● Problem details: Make an exact copy of the entries below with the pictures removed.

#### Record extracts

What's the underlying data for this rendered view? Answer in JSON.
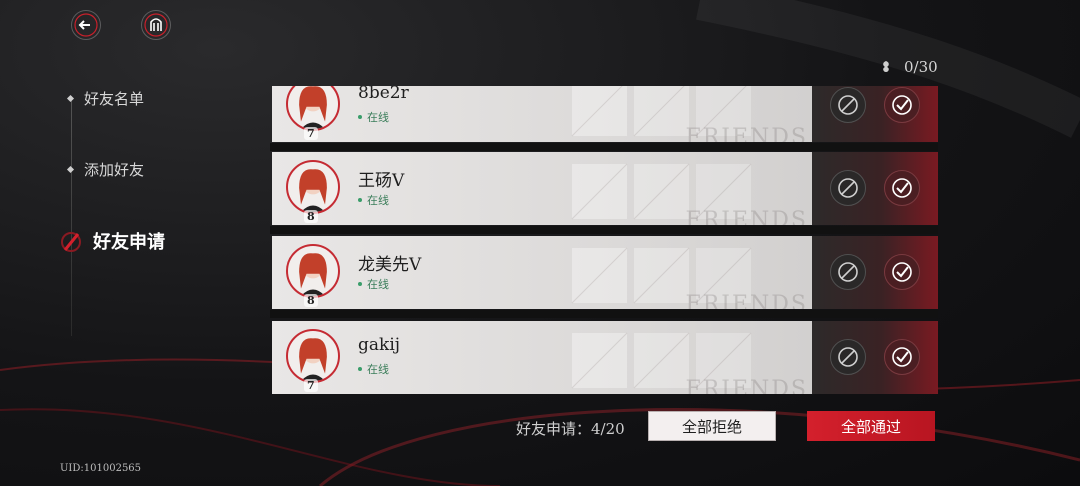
{
  "nav": {
    "items": [
      {
        "label": "好友名单",
        "active": false
      },
      {
        "label": "添加好友",
        "active": false
      },
      {
        "label": "好友申请",
        "active": true
      }
    ]
  },
  "uid": "UID:101002565",
  "counter": {
    "icon": "rose-icon",
    "value": "0/30"
  },
  "requests": [
    {
      "name": "8be2r",
      "status": "在线",
      "level": "7"
    },
    {
      "name": "王砀V",
      "status": "在线",
      "level": "8"
    },
    {
      "name": "龙美先V",
      "status": "在线",
      "level": "8"
    },
    {
      "name": "gakij",
      "status": "在线",
      "level": "7"
    }
  ],
  "card_watermark": "FRIENDS",
  "footer": {
    "request_count": "好友申请：4/20",
    "reject_all": "全部拒绝",
    "accept_all": "全部通过"
  },
  "colors": {
    "accent": "#c8202b",
    "online": "#3a7d5a"
  }
}
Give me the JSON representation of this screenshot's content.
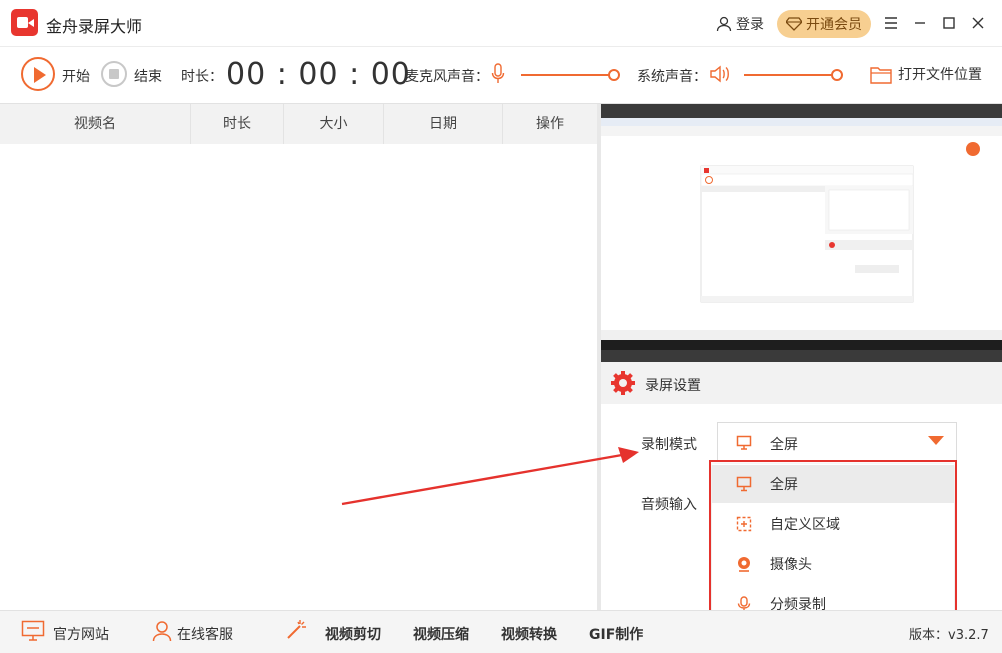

########

● Solution to this task:
What's the underlying data for this rendered view? Answer in JSON.
{
  "nav": {
    "items": [
      {
        "label": "好友名单",
        "active": false
      },
      {
        "label": "添加好友",
        "active": false
      },
      {
        "label": "好友申请",
        "active": true
      }
    ]
  },
  "uid": "UID:101002565",
  "counter": {
    "icon": "rose-icon",
    "value": "0/30"
  },
  "requests": [
    {
      "name": "8be2r",
      "status": "在线",
      "level": "7"
    },
    {
      "name": "王砀V",
      "status": "在线",
      "level": "8"
    },
    {
      "name": "龙美先V",
      "status": "在线",
      "level": "8"
    },
    {
      "name": "gakij",
      "status": "在线",
      "level": "7"
    }
  ],
  "card_watermark": "FRIENDS",
  "footer": {
    "request_count": "好友申请：4/20",
    "reject_all": "全部拒绝",
    "accept_all": "全部通过"
  },
  "colors": {
    "accent": "#c8202b",
    "online": "#3a7d5a"
  }
}
Give me the JSON representation of this screenshot's content.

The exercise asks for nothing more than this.